§ EXERCISE: Transcribe all of the material exactly.

-- begin SUPPLIED RECORDS --

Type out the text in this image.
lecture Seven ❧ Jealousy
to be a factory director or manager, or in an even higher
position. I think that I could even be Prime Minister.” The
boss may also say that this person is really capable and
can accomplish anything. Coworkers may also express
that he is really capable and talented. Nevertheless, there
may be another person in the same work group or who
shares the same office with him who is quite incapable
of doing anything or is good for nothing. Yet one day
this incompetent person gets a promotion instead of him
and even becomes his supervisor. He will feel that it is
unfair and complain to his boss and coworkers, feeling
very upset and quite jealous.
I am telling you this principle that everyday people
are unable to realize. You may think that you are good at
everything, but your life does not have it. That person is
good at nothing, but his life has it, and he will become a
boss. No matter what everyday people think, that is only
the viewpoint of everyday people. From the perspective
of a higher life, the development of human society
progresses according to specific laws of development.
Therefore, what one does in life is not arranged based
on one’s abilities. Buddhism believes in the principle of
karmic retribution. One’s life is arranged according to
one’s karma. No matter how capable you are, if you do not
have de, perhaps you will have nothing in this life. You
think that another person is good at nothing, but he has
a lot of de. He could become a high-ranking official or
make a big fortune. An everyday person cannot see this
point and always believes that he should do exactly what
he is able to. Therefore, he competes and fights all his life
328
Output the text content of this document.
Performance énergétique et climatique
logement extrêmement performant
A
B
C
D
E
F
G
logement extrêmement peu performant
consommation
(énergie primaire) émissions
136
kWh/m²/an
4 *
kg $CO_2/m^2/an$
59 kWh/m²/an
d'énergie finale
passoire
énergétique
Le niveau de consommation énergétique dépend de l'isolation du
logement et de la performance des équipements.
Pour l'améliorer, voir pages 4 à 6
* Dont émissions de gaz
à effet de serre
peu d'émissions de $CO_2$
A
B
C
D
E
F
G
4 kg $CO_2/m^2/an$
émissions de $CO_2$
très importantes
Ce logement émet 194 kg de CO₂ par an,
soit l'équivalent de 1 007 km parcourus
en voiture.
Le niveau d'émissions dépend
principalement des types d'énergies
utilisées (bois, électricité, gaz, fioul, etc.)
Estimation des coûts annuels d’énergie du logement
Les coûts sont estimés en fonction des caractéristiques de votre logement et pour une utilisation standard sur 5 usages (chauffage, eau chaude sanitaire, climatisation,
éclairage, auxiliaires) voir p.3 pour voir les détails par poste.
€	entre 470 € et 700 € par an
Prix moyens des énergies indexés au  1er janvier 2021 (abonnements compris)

-- end SUPPLIED RECORDS --

§ TASK RESPONSE:
Type out the text in this image.
lecture Seven ❧ Jealousy
to be a factory director or manager, or in an even higher
position. I think that I could even be Prime Minister.” The
boss may also say that this person is really capable and
can accomplish anything. Coworkers may also express
that he is really capable and talented. Nevertheless, there
may be another person in the same work group or who
shares the same office with him who is quite incapable
of doing anything or is good for nothing. Yet one day
this incompetent person gets a promotion instead of him
and even becomes his supervisor. He will feel that it is
unfair and complain to his boss and coworkers, feeling
very upset and quite jealous.
I am telling you this principle that everyday people
are unable to realize. You may think that you are good at
everything, but your life does not have it. That person is
good at nothing, but his life has it, and he will become a
boss. No matter what everyday people think, that is only
the viewpoint of everyday people. From the perspective
of a higher life, the development of human society
progresses according to specific laws of development.
Therefore, what one does in life is not arranged based
on one’s abilities. Buddhism believes in the principle of
karmic retribution. One’s life is arranged according to
one’s karma. No matter how capable you are, if you do not
have de, perhaps you will have nothing in this life. You
think that another person is good at nothing, but he has
a lot of de. He could become a high-ranking official or
make a big fortune. An everyday person cannot see this
point and always believes that he should do exactly what
he is able to. Therefore, he competes and fights all his life
328
Output the text content of this document.
Performance énergétique et climatique
logement extrêmement performant
A
B
C
D
E
F
G
logement extrêmement peu performant
consommation
(énergie primaire) émissions
136
kWh/m²/an
4 *
kg $CO_2/m^2/an$
59 kWh/m²/an
d'énergie finale
passoire
énergétique
Le niveau de consommation énergétique dépend de l'isolation du
logement et de la performance des équipements.
Pour l'améliorer, voir pages 4 à 6
* Dont émissions de gaz
à effet de serre
peu d'émissions de $CO_2$
A
B
C
D
E
F
G
4 kg $CO_2/m^2/an$
émissions de $CO_2$
très importantes
Ce logement émet 194 kg de CO₂ par an,
soit l'équivalent de 1 007 km parcourus
en voiture.
Le niveau d'émissions dépend
principalement des types d'énergies
utilisées (bois, électricité, gaz, fioul, etc.)
Estimation des coûts annuels d’énergie du logement
Les coûts sont estimés en fonction des caractéristiques de votre logement et pour une utilisation standard sur 5 usages (chauffage, eau chaude sanitaire, climatisation,
éclairage, auxiliaires) voir p.3 pour voir les détails par poste.
€	entre 470 € et 700 € par an
Prix moyens des énergies indexés au  1er janvier 2021 (abonnements compris)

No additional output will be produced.